To do:
From the records, pick out and copy each line containing "переноса".

Task material:
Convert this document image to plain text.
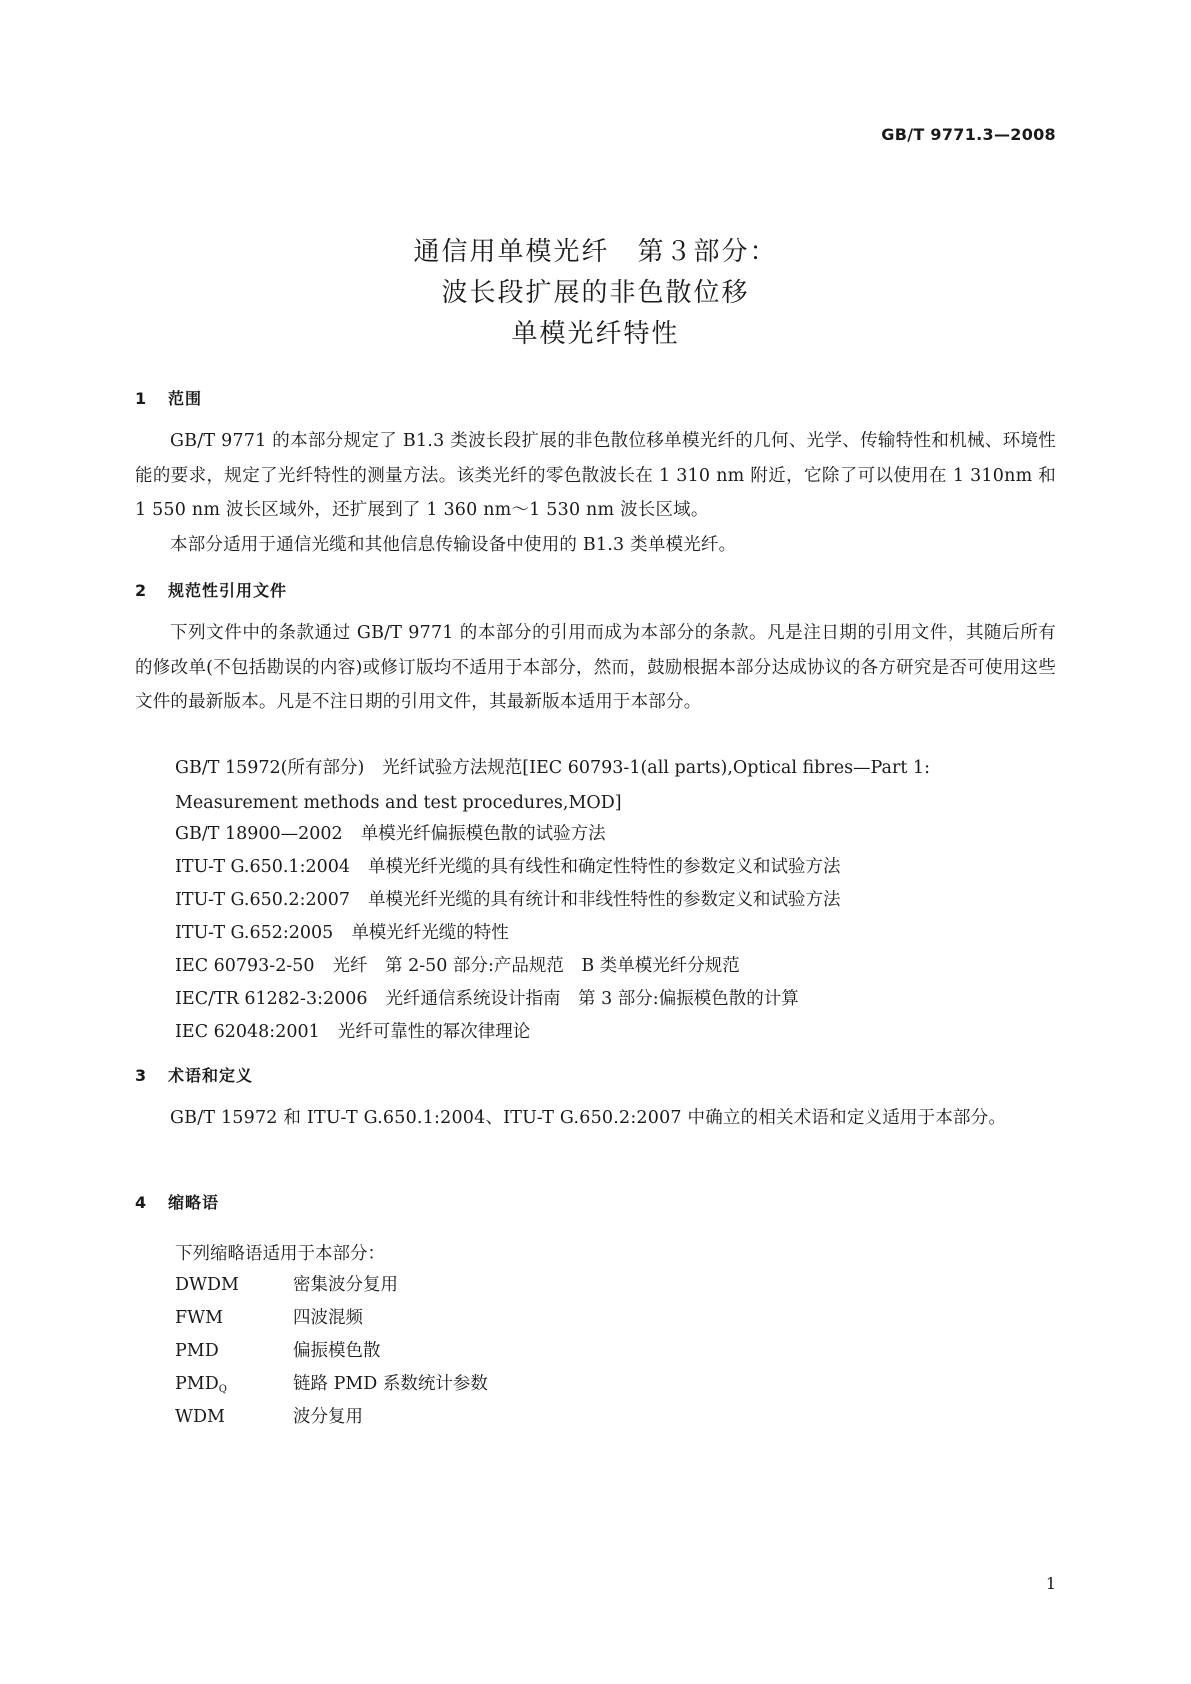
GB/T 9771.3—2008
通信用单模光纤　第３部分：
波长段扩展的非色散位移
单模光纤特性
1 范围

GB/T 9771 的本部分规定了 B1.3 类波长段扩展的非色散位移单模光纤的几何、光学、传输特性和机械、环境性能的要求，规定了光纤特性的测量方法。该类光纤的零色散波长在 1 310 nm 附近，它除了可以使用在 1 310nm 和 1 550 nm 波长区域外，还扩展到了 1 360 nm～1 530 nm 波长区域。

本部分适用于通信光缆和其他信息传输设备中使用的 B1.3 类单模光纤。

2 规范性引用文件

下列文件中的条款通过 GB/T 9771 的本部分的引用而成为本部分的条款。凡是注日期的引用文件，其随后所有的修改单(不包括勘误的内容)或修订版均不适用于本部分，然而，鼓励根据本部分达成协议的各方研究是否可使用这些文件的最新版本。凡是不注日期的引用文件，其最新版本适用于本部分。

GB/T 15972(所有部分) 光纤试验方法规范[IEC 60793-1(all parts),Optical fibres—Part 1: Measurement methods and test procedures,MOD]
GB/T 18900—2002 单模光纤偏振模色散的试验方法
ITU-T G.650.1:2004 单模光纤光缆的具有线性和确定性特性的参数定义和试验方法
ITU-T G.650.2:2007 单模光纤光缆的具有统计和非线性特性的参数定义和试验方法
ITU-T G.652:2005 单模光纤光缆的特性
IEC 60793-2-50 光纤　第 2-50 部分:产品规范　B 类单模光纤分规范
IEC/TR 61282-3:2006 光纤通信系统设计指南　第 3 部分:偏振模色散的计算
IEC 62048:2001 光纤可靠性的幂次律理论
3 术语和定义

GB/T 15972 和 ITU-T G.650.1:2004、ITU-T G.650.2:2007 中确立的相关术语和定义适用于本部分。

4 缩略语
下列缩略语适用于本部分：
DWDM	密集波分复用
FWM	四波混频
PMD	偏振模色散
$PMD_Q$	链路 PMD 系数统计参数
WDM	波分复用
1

---

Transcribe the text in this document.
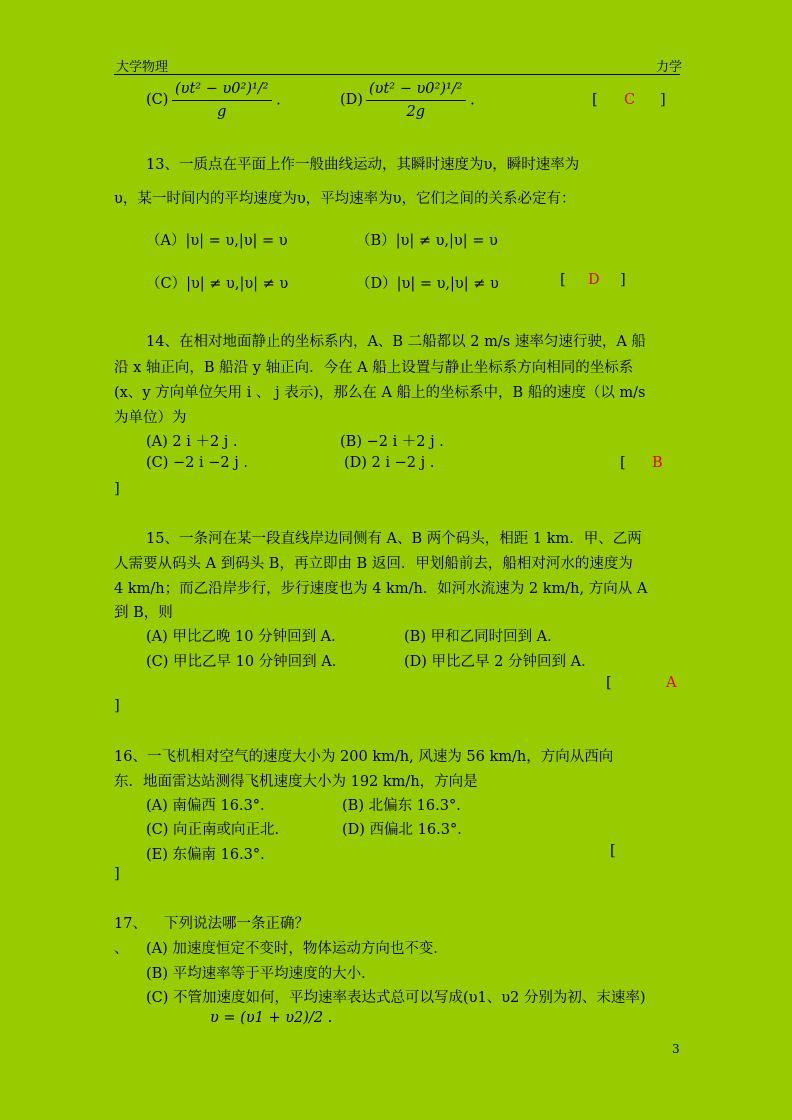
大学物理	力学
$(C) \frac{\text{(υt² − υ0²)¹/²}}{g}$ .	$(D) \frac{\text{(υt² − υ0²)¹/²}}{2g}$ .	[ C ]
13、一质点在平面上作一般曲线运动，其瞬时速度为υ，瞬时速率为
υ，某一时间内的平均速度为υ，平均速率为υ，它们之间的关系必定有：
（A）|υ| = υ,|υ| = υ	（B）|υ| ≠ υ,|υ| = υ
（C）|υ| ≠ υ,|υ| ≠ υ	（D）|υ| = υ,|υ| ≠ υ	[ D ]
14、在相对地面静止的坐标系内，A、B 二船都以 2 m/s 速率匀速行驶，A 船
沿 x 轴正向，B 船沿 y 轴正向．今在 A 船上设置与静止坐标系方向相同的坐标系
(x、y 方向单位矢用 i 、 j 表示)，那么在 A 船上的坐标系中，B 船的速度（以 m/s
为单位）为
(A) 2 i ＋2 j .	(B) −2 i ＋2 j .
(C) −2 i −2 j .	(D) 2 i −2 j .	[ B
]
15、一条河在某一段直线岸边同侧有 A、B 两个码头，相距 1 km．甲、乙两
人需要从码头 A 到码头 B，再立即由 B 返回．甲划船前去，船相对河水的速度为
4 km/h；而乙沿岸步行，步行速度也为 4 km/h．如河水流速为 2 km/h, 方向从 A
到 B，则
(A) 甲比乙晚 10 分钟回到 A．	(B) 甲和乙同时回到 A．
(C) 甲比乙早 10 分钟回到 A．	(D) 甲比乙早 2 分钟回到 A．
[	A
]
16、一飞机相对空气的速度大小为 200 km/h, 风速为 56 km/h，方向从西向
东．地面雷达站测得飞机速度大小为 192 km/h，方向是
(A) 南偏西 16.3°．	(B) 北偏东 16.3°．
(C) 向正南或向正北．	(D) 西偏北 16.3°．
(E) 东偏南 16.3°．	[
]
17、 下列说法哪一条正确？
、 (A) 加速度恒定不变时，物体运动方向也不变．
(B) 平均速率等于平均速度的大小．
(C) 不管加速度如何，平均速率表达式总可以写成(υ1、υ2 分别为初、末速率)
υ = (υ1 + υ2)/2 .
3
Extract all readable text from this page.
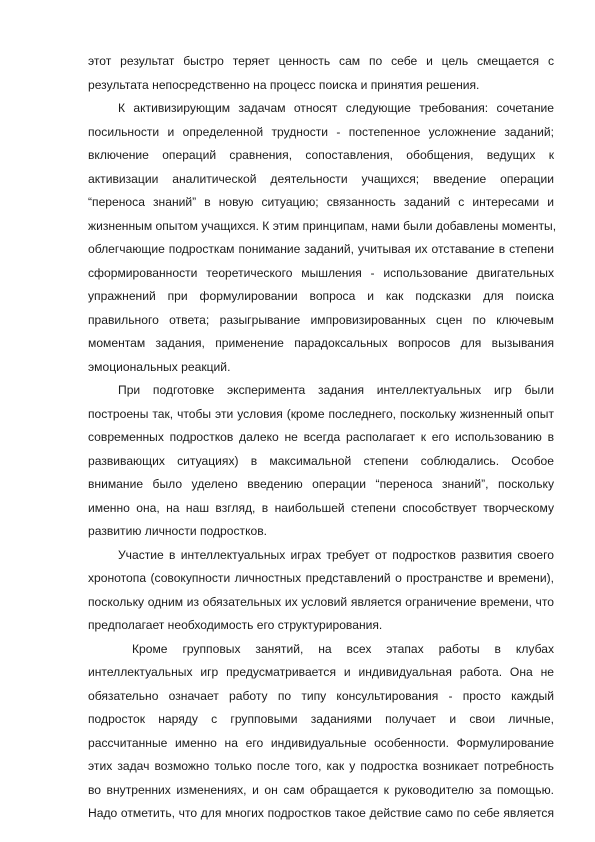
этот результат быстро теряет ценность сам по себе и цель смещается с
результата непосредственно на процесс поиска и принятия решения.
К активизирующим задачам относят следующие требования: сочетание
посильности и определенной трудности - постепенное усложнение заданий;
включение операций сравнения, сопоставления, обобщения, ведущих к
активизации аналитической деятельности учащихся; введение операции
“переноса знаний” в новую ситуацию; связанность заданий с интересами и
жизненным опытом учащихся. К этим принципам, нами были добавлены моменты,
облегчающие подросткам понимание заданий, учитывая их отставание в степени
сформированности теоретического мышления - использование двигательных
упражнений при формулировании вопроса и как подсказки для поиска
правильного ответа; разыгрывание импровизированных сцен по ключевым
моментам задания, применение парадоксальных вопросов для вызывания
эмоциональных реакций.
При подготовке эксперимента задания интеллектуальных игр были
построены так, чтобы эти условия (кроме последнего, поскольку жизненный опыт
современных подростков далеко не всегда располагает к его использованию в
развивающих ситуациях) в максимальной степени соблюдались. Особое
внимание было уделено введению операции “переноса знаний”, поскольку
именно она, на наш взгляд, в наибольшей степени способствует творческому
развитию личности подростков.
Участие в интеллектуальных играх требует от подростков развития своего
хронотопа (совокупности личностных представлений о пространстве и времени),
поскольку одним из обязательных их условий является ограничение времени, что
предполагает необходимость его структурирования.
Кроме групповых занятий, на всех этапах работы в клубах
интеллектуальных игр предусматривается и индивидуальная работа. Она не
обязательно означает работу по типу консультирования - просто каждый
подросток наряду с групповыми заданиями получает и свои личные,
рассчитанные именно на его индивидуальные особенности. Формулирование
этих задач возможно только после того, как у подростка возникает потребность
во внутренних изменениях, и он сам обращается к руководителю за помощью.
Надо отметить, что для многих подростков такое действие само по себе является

* * *

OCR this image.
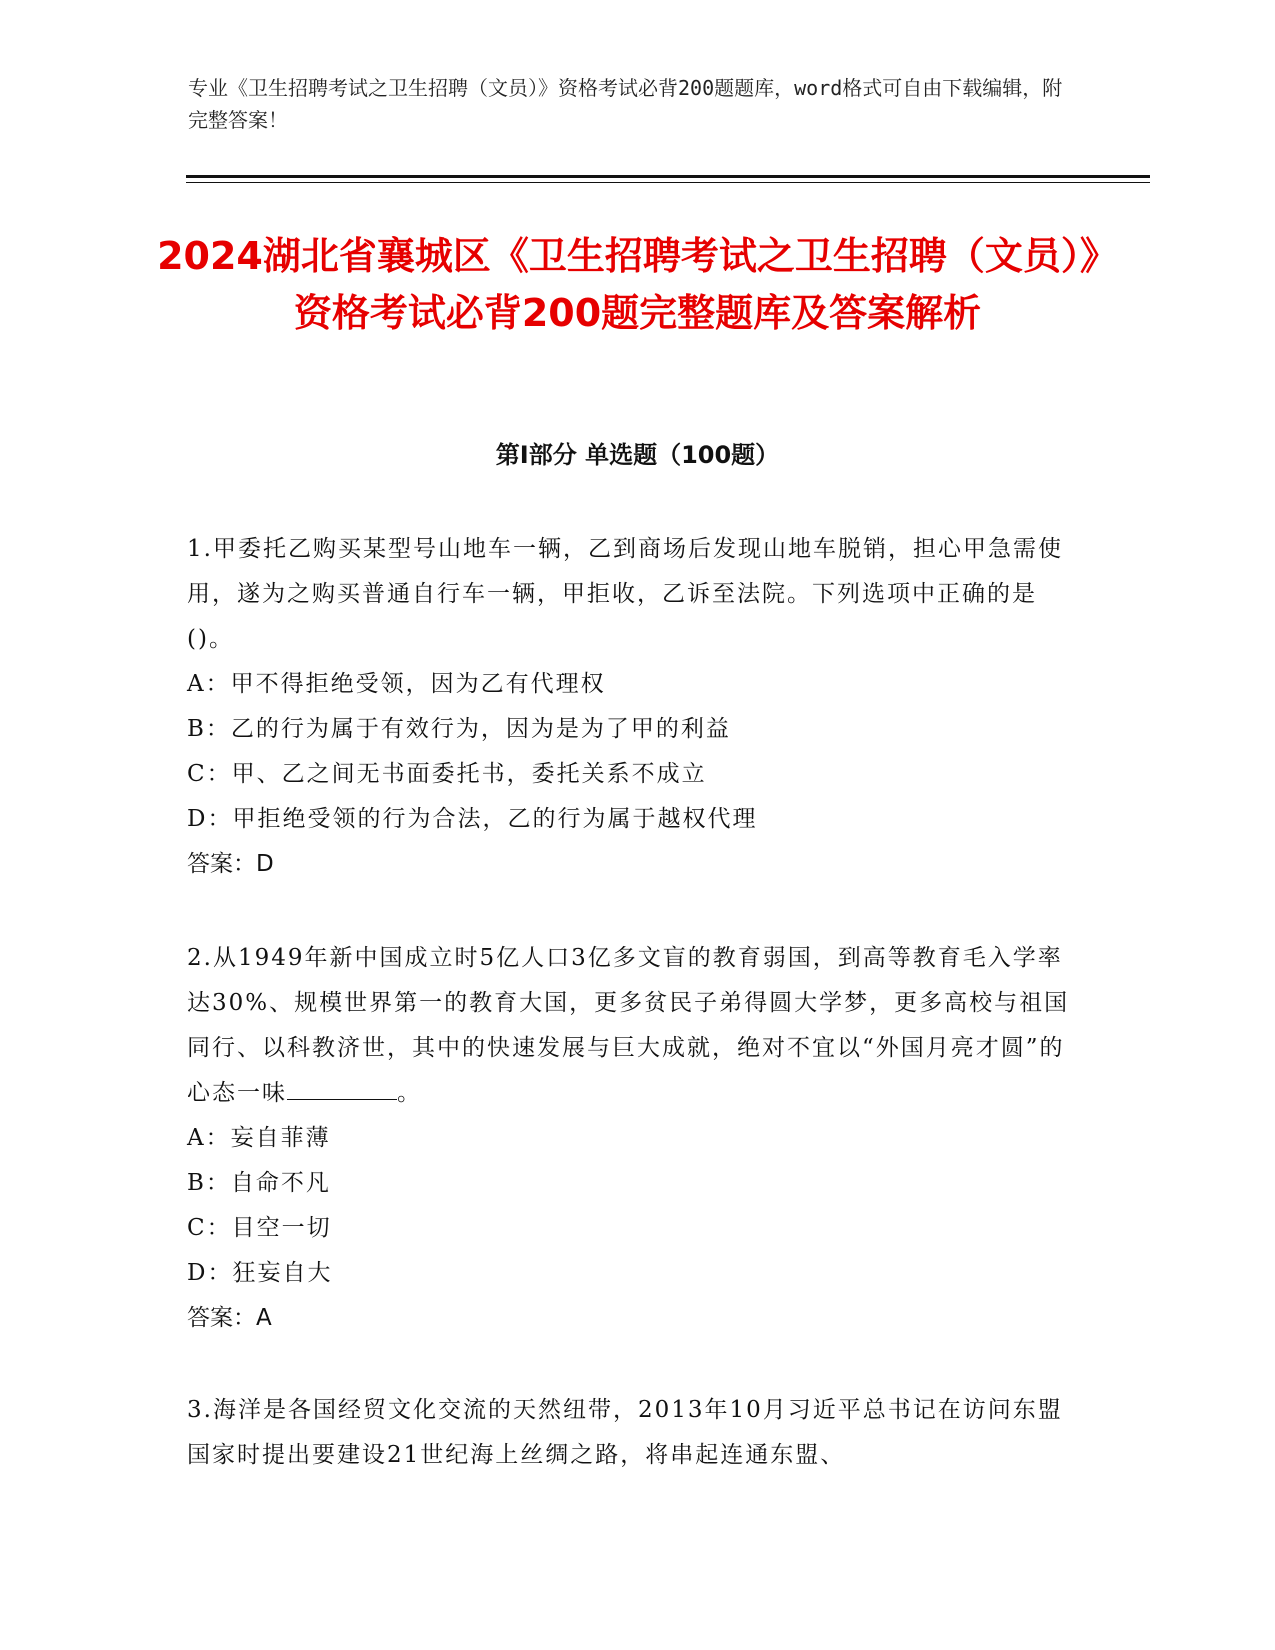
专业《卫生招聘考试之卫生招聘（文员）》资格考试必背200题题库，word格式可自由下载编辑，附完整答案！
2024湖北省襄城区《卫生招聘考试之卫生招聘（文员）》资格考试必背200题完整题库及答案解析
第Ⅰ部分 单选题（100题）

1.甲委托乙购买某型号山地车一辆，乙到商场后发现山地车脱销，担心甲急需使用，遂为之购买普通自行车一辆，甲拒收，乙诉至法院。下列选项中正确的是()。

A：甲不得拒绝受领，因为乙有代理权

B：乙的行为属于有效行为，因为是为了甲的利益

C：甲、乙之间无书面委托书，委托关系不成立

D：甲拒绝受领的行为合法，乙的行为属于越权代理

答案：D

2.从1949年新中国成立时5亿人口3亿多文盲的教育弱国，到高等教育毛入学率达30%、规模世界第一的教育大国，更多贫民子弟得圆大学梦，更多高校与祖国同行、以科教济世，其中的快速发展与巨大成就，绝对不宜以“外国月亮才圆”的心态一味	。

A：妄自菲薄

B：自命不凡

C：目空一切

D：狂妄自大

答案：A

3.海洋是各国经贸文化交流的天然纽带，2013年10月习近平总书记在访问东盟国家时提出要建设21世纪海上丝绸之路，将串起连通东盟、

Task answer:
“переноса знаний” в новую ситуацию; связанность заданий с интересами и
внимание было уделено введению операции “переноса знаний”, поскольку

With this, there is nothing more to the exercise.